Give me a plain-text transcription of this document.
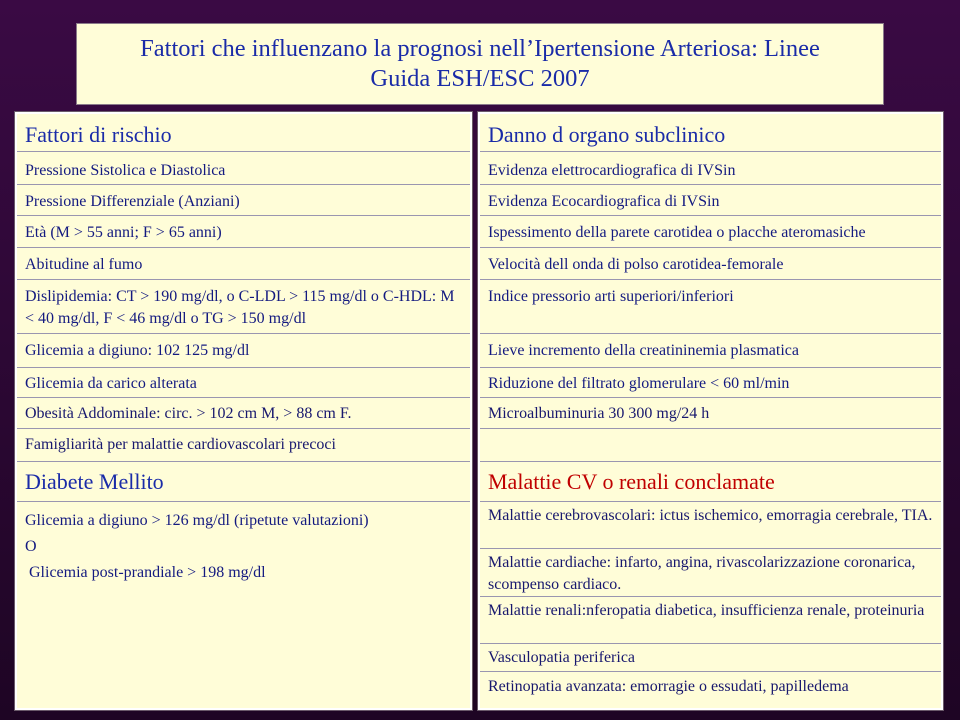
Fattori che influenzano la prognosi nell’Ipertensione Arteriosa: Linee
Guida ESH/ESC 2007
Fattori di rischio
Pressione Sistolica e Diastolica
Pressione Differenziale (Anziani)
Età (M > 55 anni; F > 65 anni)
Abitudine al fumo
Dislipidemia: CT > 190 mg/dl, o C-LDL > 115 mg/dl o C-HDL: M < 40 mg/dl, F < 46 mg/dl o TG > 150 mg/dl
Glicemia a digiuno: 102 125 mg/dl
Glicemia da carico alterata
Obesità Addominale: circ. > 102 cm M, > 88 cm F.
Famigliarità per malattie cardiovascolari precoci
Diabete Mellito
Glicemia a digiuno > 126 mg/dl (ripetute valutazioni)
O
Glicemia post-prandiale > 198 mg/dl
Danno d organo subclinico
Evidenza elettrocardiografica di IVSin
Evidenza Ecocardiografica di IVSin
Ispessimento della parete carotidea o placche ateromasiche
Velocità dell onda di polso carotidea-femorale
Indice pressorio arti superiori/inferiori
Lieve incremento della creatininemia plasmatica
Riduzione del filtrato glomerulare < 60 ml/min
Microalbuminuria 30 300 mg/24 h
Malattie CV o renali conclamate
Malattie cerebrovascolari: ictus ischemico, emorragia cerebrale, TIA.
Malattie cardiache: infarto, angina, rivascolarizzazione coronarica, scompenso cardiaco.
Malattie renali:nferopatia diabetica, insufficienza renale, proteinuria
Vasculopatia periferica
Retinopatia avanzata: emorragie o essudati, papilledema
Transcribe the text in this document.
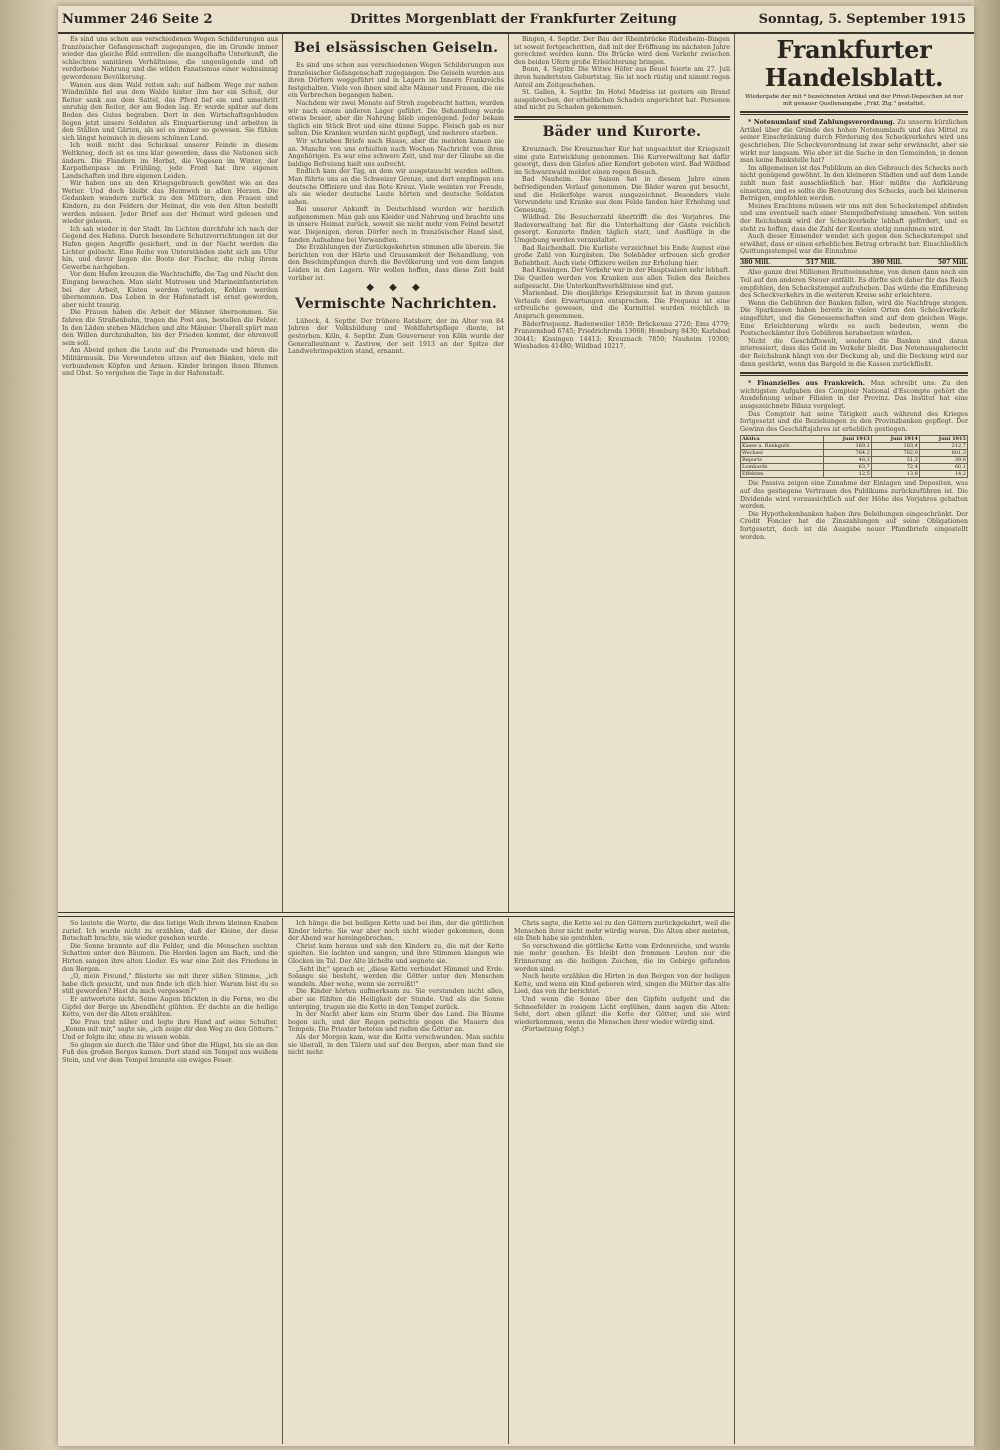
Nummer 246 Seite 2	Drittes Morgenblatt der Frankfurter Zeitung	Sonntag, 5. September 1915

Es sind uns schon aus verschiedenen Wegen Schilderungen aus französischer Gefangenschaft zugegangen, die im Grunde immer wieder das gleiche Bild entrollen: die mangelhafte Unterkunft, die schlechten sanitären Verhältnisse, die ungenügende und oft verdorbene Nahrung und die wilden Fanatismus einer wahnsinnig gewordenen Bevölkerung.

Wanen aus dem Wald reiten sah; auf halbem Wege zur nahen Windmühle fiel aus dem Walde hinter ihm her ein Schuß, der Reiter sank aus dem Sattel, das Pferd lief ein und umschritt unruhig den Reiter, der am Boden lag. Er wurde später auf dem Boden des Gutes begraben. Dort in den Wirtschaftsgebäuden liegen jetzt unsere Soldaten als Einquartierung und arbeiten in den Ställen und Gärten, als sei es immer so gewesen. Sie fühlen sich längst heimisch in diesem schönen Land.

Ich weiß nicht das Schicksal unserer Feinde in diesem Weltkrieg, doch ist es uns klar geworden, dass die Nationen sich ändern. Die Flandern im Herbst, die Vogesen im Winter, der Karpathenpass im Frühling, jede Front hat ihre eigenen Landschaften und ihre eigenen Leiden.

Wir haben uns an den Kriegsgebrauch gewöhnt wie an das Wetter. Und doch bleibt das Heimweh in allen Herzen. Die Gedanken wandern zurück zu den Müttern, den Frauen und Kindern, zu den Feldern der Heimat, die von den Alten bestellt werden müssen. Jeder Brief aus der Heimat wird gelesen und wieder gelesen.

Ich sah wieder in der Stadt. Im Lichten durchfuhr ich nach der Gegend des Hafens. Durch besondere Schutzvorrichtungen ist der Hafen gegen Angriffe gesichert, und in der Nacht werden die Lichter gelöscht. Eine Reihe von Unterständen zieht sich am Ufer hin, und davor liegen die Boote der Fischer, die ruhig ihrem Gewerbe nachgehen.

Vor dem Hafen kreuzen die Wachtschiffe, die Tag und Nacht den Eingang bewachen. Man sieht Matrosen und Marineinfanteristen bei der Arbeit, Kisten werden verladen, Kohlen werden übernommen. Das Leben in der Hafenstadt ist ernst geworden, aber nicht traurig.

Die Frauen haben die Arbeit der Männer übernommen. Sie fahren die Straßenbahn, tragen die Post aus, bestellen die Felder. In den Läden stehen Mädchen und alte Männer. Überall spürt man den Willen durchzuhalten, bis der Frieden kommt, der ehrenvoll sein soll.

Am Abend gehen die Leute auf die Promenade und hören die Militärmusik. Die Verwundeten sitzen auf den Bänken, viele mit verbundenen Köpfen und Armen. Kinder bringen ihnen Blumen und Obst. So vergehen die Tage in der Hafenstadt.

Bei elsässischen Geiseln.

Es sind uns schon aus verschiedenen Wegen Schilderungen aus französischer Gefangenschaft zugegangen. Die Geiseln wurden aus ihren Dörfern weggeführt und in Lagern im Innern Frankreichs festgehalten. Viele von ihnen sind alte Männer und Frauen, die nie ein Verbrechen begangen haben.

Nachdem wir zwei Monate auf Stroh zugebracht hatten, wurden wir nach einem anderen Lager geführt. Die Behandlung wurde etwas besser, aber die Nahrung blieb ungenügend. Jeder bekam täglich ein Stück Brot und eine dünne Suppe. Fleisch gab es nur selten. Die Kranken wurden nicht gepflegt, und mehrere starben.

Wir schrieben Briefe nach Hause, aber die meisten kamen nie an. Manche von uns erhielten nach Wochen Nachricht von ihren Angehörigen. Es war eine schwere Zeit, und nur der Glaube an die baldige Befreiung hielt uns aufrecht.

Endlich kam der Tag, an dem wir ausgetauscht werden sollten. Man führte uns an die Schweizer Grenze, und dort empfingen uns deutsche Offiziere und das Rote Kreuz. Viele weinten vor Freude, als sie wieder deutsche Laute hörten und deutsche Soldaten sahen.

Bei unserer Ankunft in Deutschland wurden wir herzlich aufgenommen. Man gab uns Kleider und Nahrung und brachte uns in unsere Heimat zurück, soweit sie nicht mehr vom Feind besetzt war. Diejenigen, deren Dörfer noch in französischer Hand sind, fanden Aufnahme bei Verwandten.

Die Erzählungen der Zurückgekehrten stimmen alle überein. Sie berichten von der Härte und Grausamkeit der Behandlung, von den Beschimpfungen durch die Bevölkerung und von dem langen Leiden in den Lagern. Wir wollen hoffen, dass diese Zeit bald vorüber ist.

◆ ◆ ◆
Vermischte Nachrichten.

Lübeck, 4. Septbr. Der frühere Ratsherr, der im Alter von 84 Jahren der Volksbildung und Wohlfahrtspflege diente, ist gestorben. Köln, 4. Septbr. Zum Gouverneur von Köln wurde der Generalleutnant v. Zastrow, der seit 1913 an der Spitze der Landwehrinspektion stand, ernannt.

Bingen, 4. Septbr. Der Bau der Rheinbrücke Rüdesheim–Bingen ist soweit fortgeschritten, daß mit der Eröffnung im nächsten Jahre gerechnet werden kann. Die Brücke wird dem Verkehr zwischen den beiden Ufern große Erleichterung bringen.

Bonn, 4. Septbr. Die Witwe Höfer aus Beuel feierte am 27. Juli ihren hundertsten Geburtstag. Sie ist noch rüstig und nimmt regen Anteil am Zeitgeschehen.

St. Gallen, 4. Septbr. Im Hotel Madrisa ist gestern ein Brand ausgebrochen, der erheblichen Schaden angerichtet hat. Personen sind nicht zu Schaden gekommen.

Bäder und Kurorte.

Kreuznach. Die Kreuznacher Kur hat ungeachtet der Kriegszeit eine gute Entwicklung genommen. Die Kurverwaltung hat dafür gesorgt, dass den Gästen aller Komfort geboten wird. Bad Wildbad im Schwarzwald meldet einen regen Besuch.

Bad Nauheim. Die Saison hat in diesem Jahre einen befriedigenden Verlauf genommen. Die Bäder waren gut besucht, und die Heilerfolge waren ausgezeichnet. Besonders viele Verwundete und Kranke aus dem Felde fanden hier Erholung und Genesung.

Wildbad. Die Besucherzahl übertrifft die des Vorjahres. Die Badeverwaltung hat für die Unterhaltung der Gäste reichlich gesorgt. Konzerte finden täglich statt, und Ausflüge in die Umgebung werden veranstaltet.

Bad Reichenhall. Die Kurliste verzeichnet bis Ende August eine große Zahl von Kurgästen. Die Solebäder erfreuen sich großer Beliebtheit. Auch viele Offiziere weilen zur Erholung hier.

Bad Kissingen. Der Verkehr war in der Hauptsaison sehr lebhaft. Die Quellen werden von Kranken aus allen Teilen des Reiches aufgesucht. Die Unterkunftsverhältnisse sind gut.

Marienbad. Die diesjährige Kriegskurzeit hat in ihrem ganzen Verlaufe den Erwartungen entsprochen. Die Frequenz ist eine erfreuliche gewesen, und die Kurmittel wurden reichlich in Anspruch genommen.

Bäderfrequenz. Badenweiler 1859; Brückenau 2720; Ems 4779; Franzensbad 6745; Friedrichroda 13068; Homburg 8430; Karlsbad 30441; Kissingen 14413; Kreuznach 7850; Nauheim 19300; Wiesbaden 41480; Wildbad 10217.

Frankfurter Handelsblatt.
Wiedergabe der mit * bezeichneten Artikel und der Privat-Depeschen ist nur mit genauer Quellenangabe „Frkf. Ztg." gestattet.

* Notenumlauf und Zahlungsverordnung. Zu unserm kürzlichen Artikel über die Gründe des hohen Notenumlaufs und das Mittel zu seiner Einschränkung durch Förderung des Scheckverkehrs wird uns geschrieben. Die Scheckverordnung ist zwar sehr erwünscht, aber sie wirkt nur langsam. Wie aber ist die Sache in den Gemeinden, in denen man keine Bankstelle hat?

Im allgemeinen ist das Publikum an den Gebrauch des Schecks noch nicht genügend gewöhnt. In den kleineren Städten und auf dem Lande zahlt man fast ausschließlich bar. Hier müßte die Aufklärung einsetzen, und es sollte die Benutzung des Schecks, auch bei kleineren Beträgen, empfohlen werden.

Meines Erachtens müssen wir uns mit den Scheckstempel abfinden und uns eventuell nach einer Stempelbefreiung umsehen. Von seiten der Reichsbank wird der Scheckverkehr lebhaft gefördert, und es steht zu hoffen, dass die Zahl der Konten stetig zunehmen wird.

Auch dieser Einsender wendet sich gegen den Scheckstempel und erwähnt, dass er einen erheblichen Betrag erbracht hat: Einschließlich Quittungsstempel war die Einnahme

380 Mill.	517 Mill.	390 Mill.	507 Mill.

Also ganze drei Millionen Bruttoeinnahme, von denen dann noch ein Teil auf den anderen Steuer entfällt. Es dürfte sich daher für das Reich empfehlen, den Scheckstempel aufzuheben. Das würde die Einführung des Scheckverkehrs in die weiteren Kreise sehr erleichtern.

Wenn die Gebühren der Banken fallen, wird die Nachfrage steigen. Die Sparkassen haben bereits in vielen Orten den Scheckverkehr eingeführt, und die Genossenschaften sind auf dem gleichen Wege. Eine Erleichterung würde es auch bedeuten, wenn die Postscheckämter ihre Gebühren herabsetzen würden.

Nicht die Geschäftswelt, sondern die Banken sind daran interessiert, dass das Geld im Verkehr bleibt. Das Notenausgaberecht der Reichsbank hängt von der Deckung ab, und die Deckung wird nur dann gestärkt, wenn das Bargeld in die Kassen zurückfließt.

* Finanzielles aus Frankreich. Man schreibt uns: Zu den wichtigsten Aufgaben des Comptoir National d'Escompte gehört die Ausdehnung seiner Filialen in der Provinz. Das Institut hat eine ausgezeichnete Bilanz vorgelegt.

Das Comptoir hat seine Tätigkeit auch während des Krieges fortgesetzt und die Beziehungen zu den Provinzbanken gepflegt. Der Gewinn des Geschäftsjahres ist erheblich gestiegen.

Aktiva	Juni 1913	Juni 1914	Juni 1915
Kasse u. Bankguth.	169,1	183,4	212,7
Wechsel	764,2	782,0	801,3
Reports	48,3	51,2	39,8
Lombards	63,7	72,4	60,1
Effekten	12,5	13,8	14,2

Die Passiva zeigen eine Zunahme der Einlagen und Depositen, was auf das gestiegene Vertrauen des Publikums zurückzuführen ist. Die Dividende wird voraussichtlich auf der Höhe des Vorjahres gehalten werden.

Die Hypothekenbanken haben ihre Beleihungen eingeschränkt. Der Crédit Foncier hat die Zinszahlungen auf seine Obligationen fortgesetzt, doch ist die Ausgabe neuer Pfandbriefe eingestellt worden.

So lautete die Worte, die das listige Weib ihrem kleinen Knaben zurief. Ich wurde nicht zu erzählen, daß der Kleine, der diese Botschaft brachte, nie wieder gesehen wurde.

Die Sonne brannte auf die Felder, und die Menschen suchten Schatten unter den Bäumen. Die Herden lagen am Bach, und die Hirten sangen ihre alten Lieder. Es war eine Zeit des Friedens in den Bergen.

„O, mein Freund," flüsterte sie mit ihrer süßen Stimme, „ich habe dich gesucht, und nun finde ich dich hier. Warum bist du so still geworden? Hast du mich vergessen?"

Er antwortete nicht. Seine Augen blickten in die Ferne, wo die Gipfel der Berge im Abendlicht glühten. Er dachte an die heilige Kette, von der die Alten erzählten.

Die Frau trat näher und legte ihre Hand auf seine Schulter. „Komm mit mir," sagte sie, „ich zeige dir den Weg zu den Göttern." Und er folgte ihr, ohne zu wissen wohin.

So gingen sie durch die Täler und über die Hügel, bis sie an den Fuß des großen Berges kamen. Dort stand ein Tempel aus weißem Stein, und vor dem Tempel brannte ein ewiges Feuer.

Ich hänge die bei heiligen Kette und bei ihm, der die göttlichen Kinder lehrte. Sie war aber noch nicht wieder gekommen, denn der Abend war hereingebrochen.

Christ kam heraus und sah den Kindern zu, die mit der Kette spielten. Sie lachten und sangen, und ihre Stimmen klangen wie Glocken im Tal. Der Alte lächelte und segnete sie.

„Seht ihr," sprach er, „diese Kette verbindet Himmel und Erde. Solange sie besteht, werden die Götter unter den Menschen wandeln. Aber wehe, wenn sie zerreißt!"

Die Kinder hörten aufmerksam zu. Sie verstanden nicht alles, aber sie fühlten die Heiligkeit der Stunde. Und als die Sonne unterging, trugen sie die Kette in den Tempel zurück.

In der Nacht aber kam ein Sturm über das Land. Die Bäume bogen sich, und der Regen peitschte gegen die Mauern des Tempels. Die Priester beteten und riefen die Götter an.

Als der Morgen kam, war die Kette verschwunden. Man suchte sie überall, in den Tälern und auf den Bergen, aber man fand sie nicht mehr.

Chris sagte, die Kette sei zu den Göttern zurückgekehrt, weil die Menschen ihrer nicht mehr würdig waren. Die Alten aber meinten, ein Dieb habe sie gestohlen.

So verschwand die göttliche Kette vom Erdenreiche, und wurde nie mehr gesehen. Es bleibt den frommen Leuten nur die Erinnerung an die heiligen Zeichen, die im Gebirge gefunden worden sind.

Noch heute erzählen die Hirten in den Bergen von der heiligen Kette, und wenn ein Kind geboren wird, singen die Mütter das alte Lied, das von ihr berichtet.

Und wenn die Sonne über den Gipfeln aufgeht und die Schneefelder in rosigem Licht erglühen, dann sagen die Alten: Seht, dort oben glänzt die Kette der Götter, und sie wird wiederkommen, wenn die Menschen ihrer wieder würdig sind.

(Fortsetzung folgt.)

**REQUIRED WORK**
In the data, how many lines include the string "Jeder"? Reply with only that number.

**SOLUTION TO THE EXERCISE**
2